Records provided:
_ _ _ _ _
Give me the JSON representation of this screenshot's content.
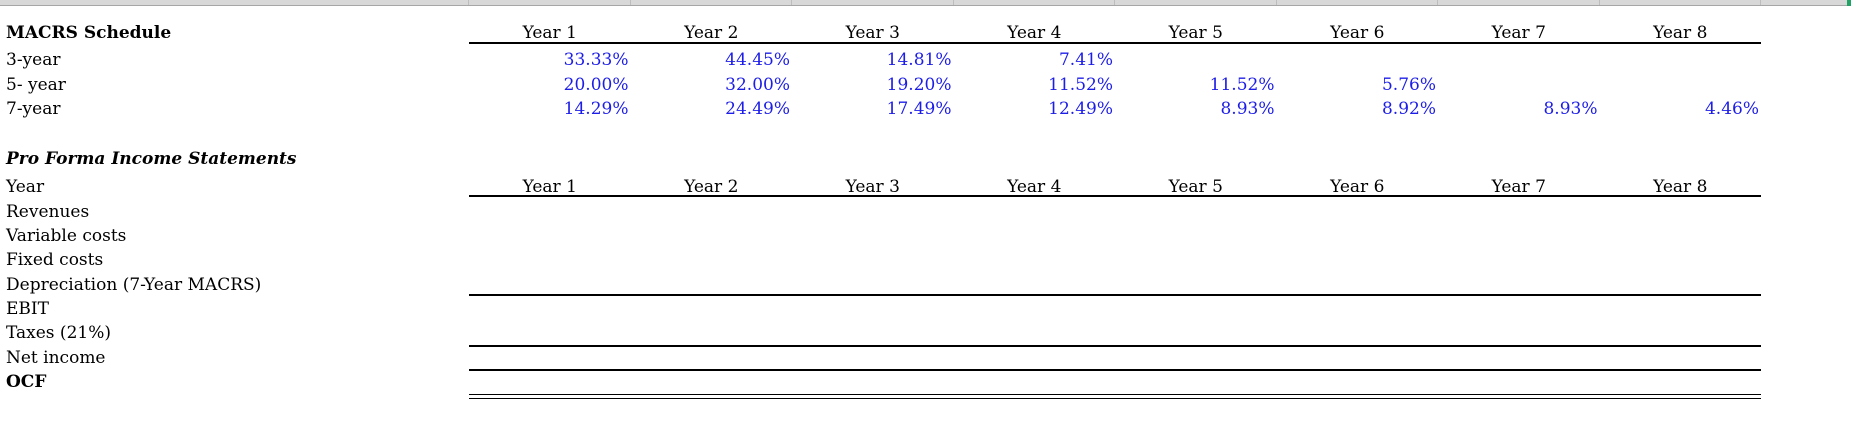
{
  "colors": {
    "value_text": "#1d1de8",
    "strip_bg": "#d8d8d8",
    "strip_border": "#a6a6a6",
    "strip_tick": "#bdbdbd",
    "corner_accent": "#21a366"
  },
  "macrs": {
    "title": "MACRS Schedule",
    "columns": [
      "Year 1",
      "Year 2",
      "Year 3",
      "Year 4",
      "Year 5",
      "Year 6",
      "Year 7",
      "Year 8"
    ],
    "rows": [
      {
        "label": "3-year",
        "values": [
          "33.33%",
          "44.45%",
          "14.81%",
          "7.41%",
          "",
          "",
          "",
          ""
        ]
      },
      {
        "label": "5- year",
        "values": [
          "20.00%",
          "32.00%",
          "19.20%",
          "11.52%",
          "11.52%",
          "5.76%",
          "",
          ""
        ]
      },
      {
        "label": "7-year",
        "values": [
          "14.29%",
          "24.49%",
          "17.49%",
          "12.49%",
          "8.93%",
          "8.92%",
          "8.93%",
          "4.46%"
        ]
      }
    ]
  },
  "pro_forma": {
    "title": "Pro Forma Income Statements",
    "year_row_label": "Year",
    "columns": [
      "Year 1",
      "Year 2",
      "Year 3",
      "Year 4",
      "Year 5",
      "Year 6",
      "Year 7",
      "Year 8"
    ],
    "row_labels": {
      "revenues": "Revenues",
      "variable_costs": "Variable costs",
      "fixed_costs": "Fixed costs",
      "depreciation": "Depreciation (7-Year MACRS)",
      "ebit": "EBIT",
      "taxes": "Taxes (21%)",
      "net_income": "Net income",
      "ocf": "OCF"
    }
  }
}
_ _ _ _ _
Aim: Check every line of the data above for the string "title", and copy those that have it.

Complete output:
    "title": "MACRS Schedule",
    "title": "Pro Forma Income Statements",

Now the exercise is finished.